## Start

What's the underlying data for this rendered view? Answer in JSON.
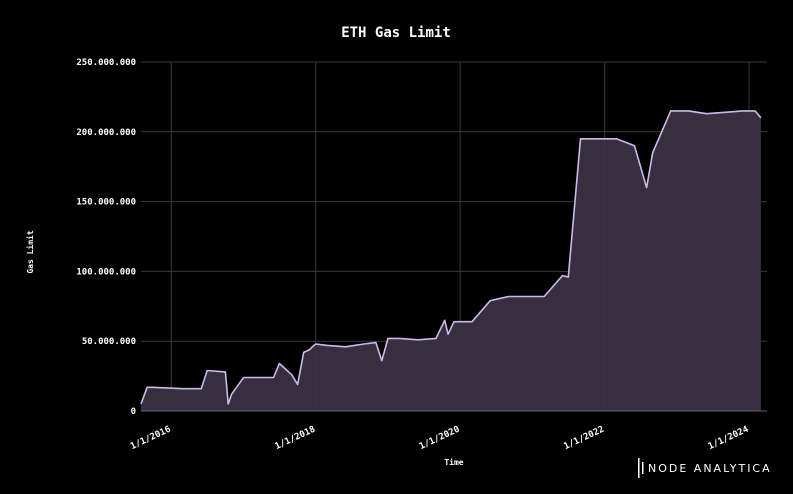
{
  "chart_data": {
    "type": "area",
    "title": "ETH Gas Limit",
    "xlabel": "Time",
    "ylabel": "Gas Limit",
    "x_range": [
      "2015-08-01",
      "2024-04-01"
    ],
    "ylim": [
      0,
      250000000
    ],
    "y_ticks": [
      0,
      50000000,
      100000000,
      150000000,
      200000000,
      250000000
    ],
    "y_tick_labels": [
      "0",
      "50.000.000",
      "100.000.000",
      "150.000.000",
      "200.000.000",
      "250.000.000"
    ],
    "x_ticks": [
      "2016-01-01",
      "2018-01-01",
      "2020-01-01",
      "2022-01-01",
      "2024-01-01"
    ],
    "x_tick_labels": [
      "1/1/2016",
      "1/1/2018",
      "1/1/2020",
      "1/1/2022",
      "1/1/2024"
    ],
    "grid": true,
    "colors": {
      "line": "#c9bde6",
      "fill": "#3a3242",
      "background": "#000000",
      "grid": "#3a3a3a"
    },
    "series": [
      {
        "x": [
          "2015-08-01",
          "2015-09-01",
          "2015-10-01",
          "2016-03-01",
          "2016-06-01",
          "2016-07-01",
          "2016-10-01",
          "2016-10-15",
          "2016-11-01",
          "2017-01-01",
          "2017-03-01",
          "2017-06-01",
          "2017-07-01",
          "2017-09-01",
          "2017-10-01",
          "2017-11-01",
          "2017-12-01",
          "2017-12-15",
          "2018-01-01",
          "2018-03-01",
          "2018-06-01",
          "2018-09-01",
          "2018-11-01",
          "2018-12-01",
          "2019-01-01",
          "2019-03-01",
          "2019-06-01",
          "2019-09-01",
          "2019-10-15",
          "2019-11-01",
          "2019-12-01",
          "2020-01-01",
          "2020-03-01",
          "2020-06-01",
          "2020-09-01",
          "2020-12-01",
          "2021-03-01",
          "2021-06-01",
          "2021-07-01",
          "2021-09-01",
          "2021-12-01",
          "2022-03-01",
          "2022-06-01",
          "2022-08-01",
          "2022-09-01",
          "2022-12-01",
          "2023-03-01",
          "2023-06-01",
          "2023-09-01",
          "2023-12-01",
          "2024-02-01",
          "2024-03-01"
        ],
        "values": [
          5000000,
          17000000,
          17000000,
          16000000,
          16000000,
          29000000,
          28000000,
          5000000,
          12000000,
          24000000,
          24000000,
          24000000,
          34000000,
          26000000,
          19000000,
          42000000,
          44000000,
          46000000,
          48000000,
          47000000,
          46000000,
          48000000,
          49000000,
          36000000,
          52000000,
          52000000,
          51000000,
          52000000,
          65000000,
          55000000,
          64000000,
          64000000,
          64000000,
          79000000,
          82000000,
          82000000,
          82000000,
          97000000,
          96000000,
          195000000,
          195000000,
          195000000,
          190000000,
          160000000,
          185000000,
          215000000,
          215000000,
          213000000,
          214000000,
          215000000,
          215000000,
          210000000
        ]
      }
    ]
  },
  "brand": {
    "name": "NODE ANALYTICA"
  }
}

## End

- TASK REQUIREMENTS: Print the complete listing exactly, apart from any pictures.

- THE COMPLETED TASK:
What's the underlying data for this rendered view? Answer in JSON.
{
  "chart_data": {
    "type": "area",
    "title": "ETH Gas Limit",
    "xlabel": "Time",
    "ylabel": "Gas Limit",
    "x_range": [
      "2015-08-01",
      "2024-04-01"
    ],
    "ylim": [
      0,
      250000000
    ],
    "y_ticks": [
      0,
      50000000,
      100000000,
      150000000,
      200000000,
      250000000
    ],
    "y_tick_labels": [
      "0",
      "50.000.000",
      "100.000.000",
      "150.000.000",
      "200.000.000",
      "250.000.000"
    ],
    "x_ticks": [
      "2016-01-01",
      "2018-01-01",
      "2020-01-01",
      "2022-01-01",
      "2024-01-01"
    ],
    "x_tick_labels": [
      "1/1/2016",
      "1/1/2018",
      "1/1/2020",
      "1/1/2022",
      "1/1/2024"
    ],
    "grid": true,
    "colors": {
      "line": "#c9bde6",
      "fill": "#3a3242",
      "background": "#000000",
      "grid": "#3a3a3a"
    },
    "series": [
      {
        "x": [
          "2015-08-01",
          "2015-09-01",
          "2015-10-01",
          "2016-03-01",
          "2016-06-01",
          "2016-07-01",
          "2016-10-01",
          "2016-10-15",
          "2016-11-01",
          "2017-01-01",
          "2017-03-01",
          "2017-06-01",
          "2017-07-01",
          "2017-09-01",
          "2017-10-01",
          "2017-11-01",
          "2017-12-01",
          "2017-12-15",
          "2018-01-01",
          "2018-03-01",
          "2018-06-01",
          "2018-09-01",
          "2018-11-01",
          "2018-12-01",
          "2019-01-01",
          "2019-03-01",
          "2019-06-01",
          "2019-09-01",
          "2019-10-15",
          "2019-11-01",
          "2019-12-01",
          "2020-01-01",
          "2020-03-01",
          "2020-06-01",
          "2020-09-01",
          "2020-12-01",
          "2021-03-01",
          "2021-06-01",
          "2021-07-01",
          "2021-09-01",
          "2021-12-01",
          "2022-03-01",
          "2022-06-01",
          "2022-08-01",
          "2022-09-01",
          "2022-12-01",
          "2023-03-01",
          "2023-06-01",
          "2023-09-01",
          "2023-12-01",
          "2024-02-01",
          "2024-03-01"
        ],
        "values": [
          5000000,
          17000000,
          17000000,
          16000000,
          16000000,
          29000000,
          28000000,
          5000000,
          12000000,
          24000000,
          24000000,
          24000000,
          34000000,
          26000000,
          19000000,
          42000000,
          44000000,
          46000000,
          48000000,
          47000000,
          46000000,
          48000000,
          49000000,
          36000000,
          52000000,
          52000000,
          51000000,
          52000000,
          65000000,
          55000000,
          64000000,
          64000000,
          64000000,
          79000000,
          82000000,
          82000000,
          82000000,
          97000000,
          96000000,
          195000000,
          195000000,
          195000000,
          190000000,
          160000000,
          185000000,
          215000000,
          215000000,
          213000000,
          214000000,
          215000000,
          215000000,
          210000000
        ]
      }
    ]
  },
  "brand": {
    "name": "NODE ANALYTICA"
  }
}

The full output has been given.